**Exercise goal:**
Exactly reproduce all the records, keeping pictures out of the copy.

**Data excerpts:**
* * *
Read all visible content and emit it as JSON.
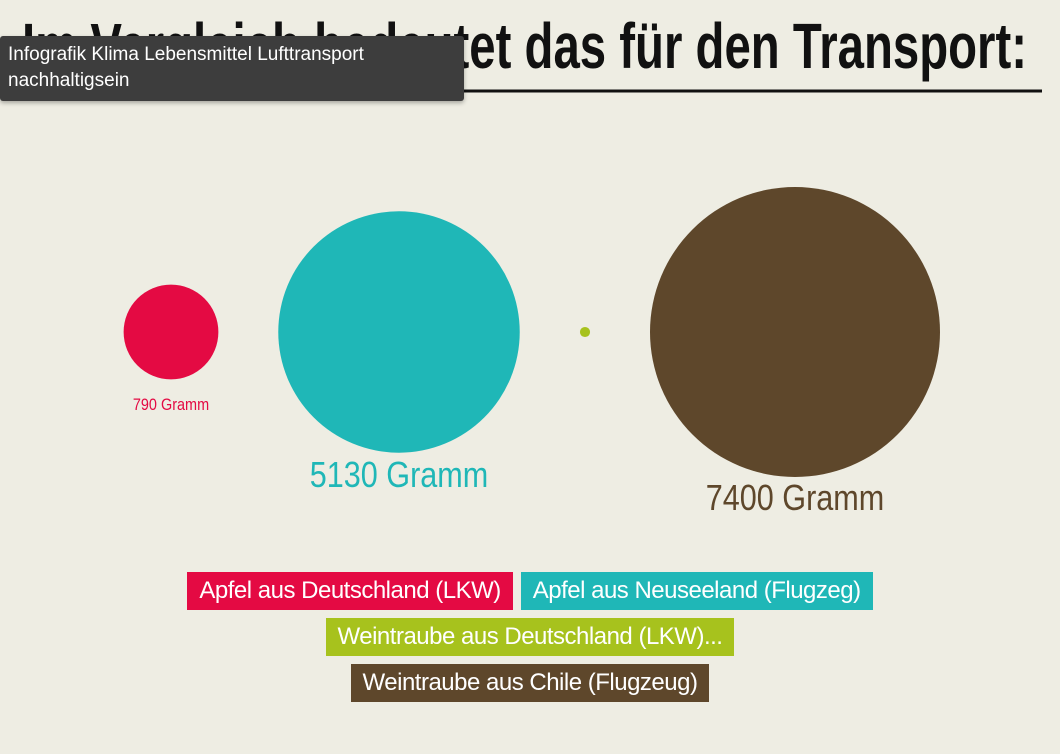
{
  "tooltip": "Infografik Klima Lebensmittel Lufttransport nachhaltigsein",
  "chart_data": {
    "type": "bubble",
    "title": "Im Vergleich bedeutet das für den Transport:",
    "categories": [
      "Apfel aus Deutschland (LKW)",
      "Apfel aus Neuseeland (Flugzeg)",
      "Weintraube aus Deutschland (LKW)...",
      "Weintraube aus Chile (Flugzeug)"
    ],
    "values": [
      790,
      5130,
      9,
      7400
    ],
    "value_labels": [
      "790 Gramm",
      "5130 Gramm",
      null,
      "7400 Gramm"
    ],
    "colors": [
      "#e40a43",
      "#1fb7b7",
      "#a7c21d",
      "#5e472b"
    ]
  }
}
* * *
**Answer in full:**
Read all visible content and emit it as JSON.
{
  "tooltip": "Infografik Klima Lebensmittel Lufttransport nachhaltigsein",
  "chart_data": {
    "type": "bubble",
    "title": "Im Vergleich bedeutet das für den Transport:",
    "categories": [
      "Apfel aus Deutschland (LKW)",
      "Apfel aus Neuseeland (Flugzeg)",
      "Weintraube aus Deutschland (LKW)...",
      "Weintraube aus Chile (Flugzeug)"
    ],
    "values": [
      790,
      5130,
      9,
      7400
    ],
    "value_labels": [
      "790 Gramm",
      "5130 Gramm",
      null,
      "7400 Gramm"
    ],
    "colors": [
      "#e40a43",
      "#1fb7b7",
      "#a7c21d",
      "#5e472b"
    ]
  }
}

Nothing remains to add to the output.